WHAT NEEDS TO BE DONE ::
From the entries below, tally how many lines contain "процедуры" and report only that figure.

SUPPLIED DATA ::
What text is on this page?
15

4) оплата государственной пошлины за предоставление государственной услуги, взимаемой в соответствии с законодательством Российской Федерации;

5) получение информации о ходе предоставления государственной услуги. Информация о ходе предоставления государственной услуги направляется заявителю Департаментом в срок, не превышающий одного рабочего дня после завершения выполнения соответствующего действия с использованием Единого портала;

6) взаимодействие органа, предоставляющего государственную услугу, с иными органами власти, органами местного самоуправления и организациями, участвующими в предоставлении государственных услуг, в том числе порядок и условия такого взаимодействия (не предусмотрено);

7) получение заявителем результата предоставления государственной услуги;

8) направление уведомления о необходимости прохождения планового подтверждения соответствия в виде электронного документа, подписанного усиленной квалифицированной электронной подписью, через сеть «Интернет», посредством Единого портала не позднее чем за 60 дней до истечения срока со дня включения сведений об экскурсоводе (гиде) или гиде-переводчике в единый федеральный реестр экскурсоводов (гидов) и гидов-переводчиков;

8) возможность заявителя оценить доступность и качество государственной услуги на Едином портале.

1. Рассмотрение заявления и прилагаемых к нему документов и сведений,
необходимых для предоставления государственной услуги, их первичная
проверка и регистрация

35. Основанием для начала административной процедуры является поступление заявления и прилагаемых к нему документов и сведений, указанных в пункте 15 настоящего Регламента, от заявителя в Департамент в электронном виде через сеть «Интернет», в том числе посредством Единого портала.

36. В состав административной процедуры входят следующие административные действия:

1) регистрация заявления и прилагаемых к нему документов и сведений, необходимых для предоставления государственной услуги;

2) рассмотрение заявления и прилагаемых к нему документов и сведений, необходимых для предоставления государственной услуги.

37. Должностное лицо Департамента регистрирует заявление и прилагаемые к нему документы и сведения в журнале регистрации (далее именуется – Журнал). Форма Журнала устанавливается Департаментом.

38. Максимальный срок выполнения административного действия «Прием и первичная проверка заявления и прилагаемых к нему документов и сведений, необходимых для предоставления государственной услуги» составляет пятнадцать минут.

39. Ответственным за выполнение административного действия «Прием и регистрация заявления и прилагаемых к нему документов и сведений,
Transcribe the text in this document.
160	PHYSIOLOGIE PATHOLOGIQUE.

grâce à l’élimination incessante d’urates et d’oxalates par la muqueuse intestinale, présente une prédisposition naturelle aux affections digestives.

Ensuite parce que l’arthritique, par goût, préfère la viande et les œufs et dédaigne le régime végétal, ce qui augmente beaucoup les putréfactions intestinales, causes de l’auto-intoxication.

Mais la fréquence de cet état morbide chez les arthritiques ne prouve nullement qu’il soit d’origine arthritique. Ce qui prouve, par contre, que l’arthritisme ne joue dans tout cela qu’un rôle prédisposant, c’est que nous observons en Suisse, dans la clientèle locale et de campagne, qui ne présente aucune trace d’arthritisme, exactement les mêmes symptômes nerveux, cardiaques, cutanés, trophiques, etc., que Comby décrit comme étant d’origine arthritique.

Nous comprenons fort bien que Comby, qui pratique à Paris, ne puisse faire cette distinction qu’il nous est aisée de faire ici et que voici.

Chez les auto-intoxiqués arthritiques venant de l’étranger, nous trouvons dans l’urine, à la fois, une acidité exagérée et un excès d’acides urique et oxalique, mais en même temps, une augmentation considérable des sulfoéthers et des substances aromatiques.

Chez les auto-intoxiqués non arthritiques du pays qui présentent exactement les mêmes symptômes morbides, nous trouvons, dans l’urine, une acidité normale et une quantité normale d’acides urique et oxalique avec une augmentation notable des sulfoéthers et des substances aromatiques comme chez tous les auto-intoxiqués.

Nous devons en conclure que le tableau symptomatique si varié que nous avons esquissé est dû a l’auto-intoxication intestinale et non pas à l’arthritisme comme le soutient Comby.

ANSWER FOR THE TASK ::
2